-- start Data for this task --
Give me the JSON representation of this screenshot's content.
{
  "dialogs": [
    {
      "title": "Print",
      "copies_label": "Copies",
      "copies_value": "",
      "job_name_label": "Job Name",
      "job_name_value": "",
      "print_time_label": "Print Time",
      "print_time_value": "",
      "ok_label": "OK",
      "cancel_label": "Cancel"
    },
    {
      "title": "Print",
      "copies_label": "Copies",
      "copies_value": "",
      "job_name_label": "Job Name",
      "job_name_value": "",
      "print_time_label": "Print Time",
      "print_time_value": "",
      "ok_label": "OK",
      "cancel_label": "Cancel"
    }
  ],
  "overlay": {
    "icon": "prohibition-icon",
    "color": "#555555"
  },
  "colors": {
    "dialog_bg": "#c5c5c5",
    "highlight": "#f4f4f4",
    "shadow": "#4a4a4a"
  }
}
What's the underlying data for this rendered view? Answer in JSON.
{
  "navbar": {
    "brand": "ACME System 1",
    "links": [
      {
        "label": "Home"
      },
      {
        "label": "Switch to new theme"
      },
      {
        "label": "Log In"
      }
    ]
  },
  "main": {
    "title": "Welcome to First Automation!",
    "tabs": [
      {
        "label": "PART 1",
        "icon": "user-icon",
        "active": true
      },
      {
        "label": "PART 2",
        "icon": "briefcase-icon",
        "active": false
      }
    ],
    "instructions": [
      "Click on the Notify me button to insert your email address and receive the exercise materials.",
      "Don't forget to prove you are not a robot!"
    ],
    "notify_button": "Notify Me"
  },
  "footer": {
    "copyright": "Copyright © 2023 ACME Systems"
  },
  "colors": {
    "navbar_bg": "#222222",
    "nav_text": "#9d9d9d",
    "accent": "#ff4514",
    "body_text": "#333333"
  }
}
-- end Data for this task --
- [Given task] From the records above, extract every line exactly as it stands.

- [Output for this exercise]
Give me the JSON representation of this screenshot's content.
{
  "dialogs": [
    {
      "title": "Print",
      "copies_label": "Copies",
      "copies_value": "",
      "job_name_label": "Job Name",
      "job_name_value": "",
      "print_time_label": "Print Time",
      "print_time_value": "",
      "ok_label": "OK",
      "cancel_label": "Cancel"
    },
    {
      "title": "Print",
      "copies_label": "Copies",
      "copies_value": "",
      "job_name_label": "Job Name",
      "job_name_value": "",
      "print_time_label": "Print Time",
      "print_time_value": "",
      "ok_label": "OK",
      "cancel_label": "Cancel"
    }
  ],
  "overlay": {
    "icon": "prohibition-icon",
    "color": "#555555"
  },
  "colors": {
    "dialog_bg": "#c5c5c5",
    "highlight": "#f4f4f4",
    "shadow": "#4a4a4a"
  }
}
What's the underlying data for this rendered view? Answer in JSON.
{
  "navbar": {
    "brand": "ACME System 1",
    "links": [
      {
        "label": "Home"
      },
      {
        "label": "Switch to new theme"
      },
      {
        "label": "Log In"
      }
    ]
  },
  "main": {
    "title": "Welcome to First Automation!",
    "tabs": [
      {
        "label": "PART 1",
        "icon": "user-icon",
        "active": true
      },
      {
        "label": "PART 2",
        "icon": "briefcase-icon",
        "active": false
      }
    ],
    "instructions": [
      "Click on the Notify me button to insert your email address and receive the exercise materials.",
      "Don't forget to prove you are not a robot!"
    ],
    "notify_button": "Notify Me"
  },
  "footer": {
    "copyright": "Copyright © 2023 ACME Systems"
  },
  "colors": {
    "navbar_bg": "#222222",
    "nav_text": "#9d9d9d",
    "accent": "#ff4514",
    "body_text": "#333333"
  }
}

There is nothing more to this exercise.